(Aim): Copy out all lines of the records in which the word "param" appears.

(Provided data):
====================
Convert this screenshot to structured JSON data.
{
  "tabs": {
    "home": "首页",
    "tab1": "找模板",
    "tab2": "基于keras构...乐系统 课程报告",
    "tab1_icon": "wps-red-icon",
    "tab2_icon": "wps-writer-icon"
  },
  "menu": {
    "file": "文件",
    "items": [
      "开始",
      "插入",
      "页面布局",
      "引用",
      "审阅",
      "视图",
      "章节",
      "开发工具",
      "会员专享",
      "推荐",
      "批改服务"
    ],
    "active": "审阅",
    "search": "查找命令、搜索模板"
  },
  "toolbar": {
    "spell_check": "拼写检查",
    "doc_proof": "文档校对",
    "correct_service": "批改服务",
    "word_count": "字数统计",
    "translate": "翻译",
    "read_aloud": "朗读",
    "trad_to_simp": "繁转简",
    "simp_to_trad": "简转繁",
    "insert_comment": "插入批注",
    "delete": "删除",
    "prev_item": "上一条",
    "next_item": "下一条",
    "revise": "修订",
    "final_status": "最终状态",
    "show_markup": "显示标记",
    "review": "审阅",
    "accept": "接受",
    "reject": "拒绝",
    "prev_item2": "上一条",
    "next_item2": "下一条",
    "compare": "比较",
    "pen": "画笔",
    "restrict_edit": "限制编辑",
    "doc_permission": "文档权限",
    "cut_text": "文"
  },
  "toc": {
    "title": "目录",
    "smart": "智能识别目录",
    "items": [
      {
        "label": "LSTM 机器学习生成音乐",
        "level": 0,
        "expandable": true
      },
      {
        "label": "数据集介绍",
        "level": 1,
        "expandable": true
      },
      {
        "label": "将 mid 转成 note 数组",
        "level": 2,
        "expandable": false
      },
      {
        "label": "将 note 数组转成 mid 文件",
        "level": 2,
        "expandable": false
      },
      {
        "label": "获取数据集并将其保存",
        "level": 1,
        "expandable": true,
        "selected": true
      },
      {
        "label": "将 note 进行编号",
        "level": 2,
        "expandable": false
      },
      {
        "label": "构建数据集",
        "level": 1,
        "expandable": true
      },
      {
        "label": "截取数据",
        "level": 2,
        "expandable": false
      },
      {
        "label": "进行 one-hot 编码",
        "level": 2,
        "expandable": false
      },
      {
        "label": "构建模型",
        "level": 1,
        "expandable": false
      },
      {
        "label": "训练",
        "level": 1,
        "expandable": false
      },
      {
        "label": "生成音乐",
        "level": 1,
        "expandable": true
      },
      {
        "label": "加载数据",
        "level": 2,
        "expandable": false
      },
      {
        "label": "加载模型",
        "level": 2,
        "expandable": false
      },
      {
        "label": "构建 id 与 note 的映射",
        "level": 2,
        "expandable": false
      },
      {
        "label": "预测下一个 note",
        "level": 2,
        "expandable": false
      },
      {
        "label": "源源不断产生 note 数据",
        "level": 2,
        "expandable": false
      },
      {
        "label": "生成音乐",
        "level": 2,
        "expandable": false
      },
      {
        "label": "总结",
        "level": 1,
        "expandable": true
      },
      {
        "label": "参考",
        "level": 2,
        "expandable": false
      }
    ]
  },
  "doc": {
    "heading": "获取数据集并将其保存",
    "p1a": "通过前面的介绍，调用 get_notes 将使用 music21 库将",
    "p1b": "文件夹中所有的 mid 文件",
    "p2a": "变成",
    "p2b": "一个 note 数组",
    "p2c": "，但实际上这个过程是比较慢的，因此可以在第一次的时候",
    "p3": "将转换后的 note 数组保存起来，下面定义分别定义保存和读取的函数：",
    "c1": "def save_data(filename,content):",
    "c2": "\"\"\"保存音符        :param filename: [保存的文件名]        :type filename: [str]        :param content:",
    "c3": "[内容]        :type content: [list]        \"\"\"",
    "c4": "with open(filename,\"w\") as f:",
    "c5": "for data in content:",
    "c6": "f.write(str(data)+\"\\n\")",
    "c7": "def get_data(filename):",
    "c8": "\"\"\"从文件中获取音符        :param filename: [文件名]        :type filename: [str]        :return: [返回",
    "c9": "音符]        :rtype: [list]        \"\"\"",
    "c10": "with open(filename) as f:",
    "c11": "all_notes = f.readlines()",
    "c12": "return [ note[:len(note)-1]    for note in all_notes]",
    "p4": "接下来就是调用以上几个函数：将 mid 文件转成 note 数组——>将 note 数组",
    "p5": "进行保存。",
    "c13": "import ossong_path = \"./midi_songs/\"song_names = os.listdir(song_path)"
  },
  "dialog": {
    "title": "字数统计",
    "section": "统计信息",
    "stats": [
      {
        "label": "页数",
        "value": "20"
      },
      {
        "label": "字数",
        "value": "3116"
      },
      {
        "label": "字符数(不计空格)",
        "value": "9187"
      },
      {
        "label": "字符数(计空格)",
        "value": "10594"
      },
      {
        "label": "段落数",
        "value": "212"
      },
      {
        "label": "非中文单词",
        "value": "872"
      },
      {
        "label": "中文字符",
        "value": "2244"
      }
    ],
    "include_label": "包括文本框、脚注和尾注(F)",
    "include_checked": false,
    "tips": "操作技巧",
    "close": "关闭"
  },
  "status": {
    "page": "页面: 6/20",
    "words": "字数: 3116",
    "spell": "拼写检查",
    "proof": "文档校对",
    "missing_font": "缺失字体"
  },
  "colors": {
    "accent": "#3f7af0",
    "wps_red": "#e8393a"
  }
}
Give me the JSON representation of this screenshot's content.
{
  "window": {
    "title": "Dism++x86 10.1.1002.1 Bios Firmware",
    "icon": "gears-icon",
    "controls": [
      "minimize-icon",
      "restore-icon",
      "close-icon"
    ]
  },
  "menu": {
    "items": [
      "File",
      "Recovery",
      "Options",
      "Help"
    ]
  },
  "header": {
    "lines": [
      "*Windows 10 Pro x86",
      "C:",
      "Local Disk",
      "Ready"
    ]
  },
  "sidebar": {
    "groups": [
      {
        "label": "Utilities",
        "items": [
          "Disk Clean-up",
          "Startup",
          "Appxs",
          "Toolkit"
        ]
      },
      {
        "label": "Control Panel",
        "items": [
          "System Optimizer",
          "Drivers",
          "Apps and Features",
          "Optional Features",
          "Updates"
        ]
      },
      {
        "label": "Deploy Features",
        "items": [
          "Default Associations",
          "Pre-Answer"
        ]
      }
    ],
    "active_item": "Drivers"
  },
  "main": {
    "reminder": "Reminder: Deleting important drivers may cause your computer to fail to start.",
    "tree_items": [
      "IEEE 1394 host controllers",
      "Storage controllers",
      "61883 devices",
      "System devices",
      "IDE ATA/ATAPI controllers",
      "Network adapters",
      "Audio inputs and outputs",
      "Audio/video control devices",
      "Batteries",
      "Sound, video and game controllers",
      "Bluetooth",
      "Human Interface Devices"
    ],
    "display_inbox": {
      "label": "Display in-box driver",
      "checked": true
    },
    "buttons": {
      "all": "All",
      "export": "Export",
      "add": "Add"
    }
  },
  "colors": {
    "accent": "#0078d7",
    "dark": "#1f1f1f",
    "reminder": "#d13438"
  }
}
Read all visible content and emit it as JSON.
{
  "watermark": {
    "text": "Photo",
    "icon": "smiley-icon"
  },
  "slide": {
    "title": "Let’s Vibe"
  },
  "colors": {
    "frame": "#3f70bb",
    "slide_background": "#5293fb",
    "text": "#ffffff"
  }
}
====================
(Answer to the task):
    "c2": "\"\"\"保存音符        :param filename: [保存的文件名]        :type filename: [str]        :param content:",
    "c8": "\"\"\"从文件中获取音符        :param filename: [文件名]        :type filename: [str]        :return: [返回",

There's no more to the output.